(Stored data)
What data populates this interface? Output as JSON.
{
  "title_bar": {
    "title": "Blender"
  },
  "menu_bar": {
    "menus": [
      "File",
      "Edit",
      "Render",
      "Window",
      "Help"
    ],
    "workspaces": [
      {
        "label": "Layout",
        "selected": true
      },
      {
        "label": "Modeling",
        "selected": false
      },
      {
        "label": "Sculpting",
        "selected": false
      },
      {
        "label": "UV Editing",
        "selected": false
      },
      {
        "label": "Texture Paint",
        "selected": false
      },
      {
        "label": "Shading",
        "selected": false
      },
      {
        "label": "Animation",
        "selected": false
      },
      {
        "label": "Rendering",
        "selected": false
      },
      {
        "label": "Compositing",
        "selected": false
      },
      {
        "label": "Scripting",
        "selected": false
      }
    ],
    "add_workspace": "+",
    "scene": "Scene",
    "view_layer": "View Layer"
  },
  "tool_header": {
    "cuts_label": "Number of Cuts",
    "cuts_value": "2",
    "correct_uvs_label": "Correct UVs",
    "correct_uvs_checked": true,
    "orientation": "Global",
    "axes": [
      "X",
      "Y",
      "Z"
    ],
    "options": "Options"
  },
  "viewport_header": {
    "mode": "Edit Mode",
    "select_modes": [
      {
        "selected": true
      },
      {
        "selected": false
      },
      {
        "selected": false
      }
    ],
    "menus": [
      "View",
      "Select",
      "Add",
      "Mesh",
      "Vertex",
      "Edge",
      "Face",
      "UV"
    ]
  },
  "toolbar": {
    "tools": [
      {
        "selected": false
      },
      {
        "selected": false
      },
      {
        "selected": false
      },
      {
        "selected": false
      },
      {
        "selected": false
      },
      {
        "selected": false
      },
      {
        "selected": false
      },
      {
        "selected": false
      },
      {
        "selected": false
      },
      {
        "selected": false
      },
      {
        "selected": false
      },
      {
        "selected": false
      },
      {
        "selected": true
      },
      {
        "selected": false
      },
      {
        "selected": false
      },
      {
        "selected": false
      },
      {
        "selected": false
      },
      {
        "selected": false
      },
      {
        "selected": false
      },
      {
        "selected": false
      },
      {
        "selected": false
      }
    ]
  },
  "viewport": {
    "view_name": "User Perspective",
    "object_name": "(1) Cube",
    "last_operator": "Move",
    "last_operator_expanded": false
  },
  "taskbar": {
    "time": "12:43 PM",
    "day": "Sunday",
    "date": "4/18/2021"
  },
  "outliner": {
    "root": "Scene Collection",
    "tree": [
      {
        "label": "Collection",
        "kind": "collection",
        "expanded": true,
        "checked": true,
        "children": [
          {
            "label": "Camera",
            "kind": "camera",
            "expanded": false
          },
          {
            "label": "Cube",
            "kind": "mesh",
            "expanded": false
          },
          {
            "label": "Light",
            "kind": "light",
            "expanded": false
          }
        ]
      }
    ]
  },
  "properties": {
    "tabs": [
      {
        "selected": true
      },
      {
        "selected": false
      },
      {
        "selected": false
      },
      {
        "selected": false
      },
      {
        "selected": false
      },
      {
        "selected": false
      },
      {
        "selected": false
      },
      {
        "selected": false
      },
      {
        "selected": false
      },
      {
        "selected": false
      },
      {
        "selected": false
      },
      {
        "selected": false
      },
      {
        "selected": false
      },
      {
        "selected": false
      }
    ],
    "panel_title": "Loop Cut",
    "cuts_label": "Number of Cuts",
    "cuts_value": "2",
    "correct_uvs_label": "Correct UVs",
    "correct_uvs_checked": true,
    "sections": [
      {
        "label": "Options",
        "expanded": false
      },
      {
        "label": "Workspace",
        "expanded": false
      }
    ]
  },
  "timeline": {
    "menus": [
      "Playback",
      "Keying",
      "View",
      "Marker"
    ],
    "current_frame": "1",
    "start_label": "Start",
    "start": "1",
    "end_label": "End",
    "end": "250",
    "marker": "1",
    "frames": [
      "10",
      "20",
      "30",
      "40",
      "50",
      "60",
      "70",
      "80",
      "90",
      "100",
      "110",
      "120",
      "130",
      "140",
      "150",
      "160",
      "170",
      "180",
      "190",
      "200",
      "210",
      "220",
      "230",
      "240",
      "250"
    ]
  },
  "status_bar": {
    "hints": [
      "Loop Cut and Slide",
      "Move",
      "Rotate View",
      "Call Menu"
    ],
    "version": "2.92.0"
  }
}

Exercise instructions -> Give the entries once more, exactly as they appear.

Exercise response ->
What data populates this interface? Output as JSON.
{
  "title_bar": {
    "title": "Blender"
  },
  "menu_bar": {
    "menus": [
      "File",
      "Edit",
      "Render",
      "Window",
      "Help"
    ],
    "workspaces": [
      {
        "label": "Layout",
        "selected": true
      },
      {
        "label": "Modeling",
        "selected": false
      },
      {
        "label": "Sculpting",
        "selected": false
      },
      {
        "label": "UV Editing",
        "selected": false
      },
      {
        "label": "Texture Paint",
        "selected": false
      },
      {
        "label": "Shading",
        "selected": false
      },
      {
        "label": "Animation",
        "selected": false
      },
      {
        "label": "Rendering",
        "selected": false
      },
      {
        "label": "Compositing",
        "selected": false
      },
      {
        "label": "Scripting",
        "selected": false
      }
    ],
    "add_workspace": "+",
    "scene": "Scene",
    "view_layer": "View Layer"
  },
  "tool_header": {
    "cuts_label": "Number of Cuts",
    "cuts_value": "2",
    "correct_uvs_label": "Correct UVs",
    "correct_uvs_checked": true,
    "orientation": "Global",
    "axes": [
      "X",
      "Y",
      "Z"
    ],
    "options": "Options"
  },
  "viewport_header": {
    "mode": "Edit Mode",
    "select_modes": [
      {
        "selected": true
      },
      {
        "selected": false
      },
      {
        "selected": false
      }
    ],
    "menus": [
      "View",
      "Select",
      "Add",
      "Mesh",
      "Vertex",
      "Edge",
      "Face",
      "UV"
    ]
  },
  "toolbar": {
    "tools": [
      {
        "selected": false
      },
      {
        "selected": false
      },
      {
        "selected": false
      },
      {
        "selected": false
      },
      {
        "selected": false
      },
      {
        "selected": false
      },
      {
        "selected": false
      },
      {
        "selected": false
      },
      {
        "selected": false
      },
      {
        "selected": false
      },
      {
        "selected": false
      },
      {
        "selected": false
      },
      {
        "selected": true
      },
      {
        "selected": false
      },
      {
        "selected": false
      },
      {
        "selected": false
      },
      {
        "selected": false
      },
      {
        "selected": false
      },
      {
        "selected": false
      },
      {
        "selected": false
      },
      {
        "selected": false
      }
    ]
  },
  "viewport": {
    "view_name": "User Perspective",
    "object_name": "(1) Cube",
    "last_operator": "Move",
    "last_operator_expanded": false
  },
  "taskbar": {
    "time": "12:43 PM",
    "day": "Sunday",
    "date": "4/18/2021"
  },
  "outliner": {
    "root": "Scene Collection",
    "tree": [
      {
        "label": "Collection",
        "kind": "collection",
        "expanded": true,
        "checked": true,
        "children": [
          {
            "label": "Camera",
            "kind": "camera",
            "expanded": false
          },
          {
            "label": "Cube",
            "kind": "mesh",
            "expanded": false
          },
          {
            "label": "Light",
            "kind": "light",
            "expanded": false
          }
        ]
      }
    ]
  },
  "properties": {
    "tabs": [
      {
        "selected": true
      },
      {
        "selected": false
      },
      {
        "selected": false
      },
      {
        "selected": false
      },
      {
        "selected": false
      },
      {
        "selected": false
      },
      {
        "selected": false
      },
      {
        "selected": false
      },
      {
        "selected": false
      },
      {
        "selected": false
      },
      {
        "selected": false
      },
      {
        "selected": false
      },
      {
        "selected": false
      },
      {
        "selected": false
      }
    ],
    "panel_title": "Loop Cut",
    "cuts_label": "Number of Cuts",
    "cuts_value": "2",
    "correct_uvs_label": "Correct UVs",
    "correct_uvs_checked": true,
    "sections": [
      {
        "label": "Options",
        "expanded": false
      },
      {
        "label": "Workspace",
        "expanded": false
      }
    ]
  },
  "timeline": {
    "menus": [
      "Playback",
      "Keying",
      "View",
      "Marker"
    ],
    "current_frame": "1",
    "start_label": "Start",
    "start": "1",
    "end_label": "End",
    "end": "250",
    "marker": "1",
    "frames": [
      "10",
      "20",
      "30",
      "40",
      "50",
      "60",
      "70",
      "80",
      "90",
      "100",
      "110",
      "120",
      "130",
      "140",
      "150",
      "160",
      "170",
      "180",
      "190",
      "200",
      "210",
      "220",
      "230",
      "240",
      "250"
    ]
  },
  "status_bar": {
    "hints": [
      "Loop Cut and Slide",
      "Move",
      "Rotate View",
      "Call Menu"
    ],
    "version": "2.92.0"
  }
}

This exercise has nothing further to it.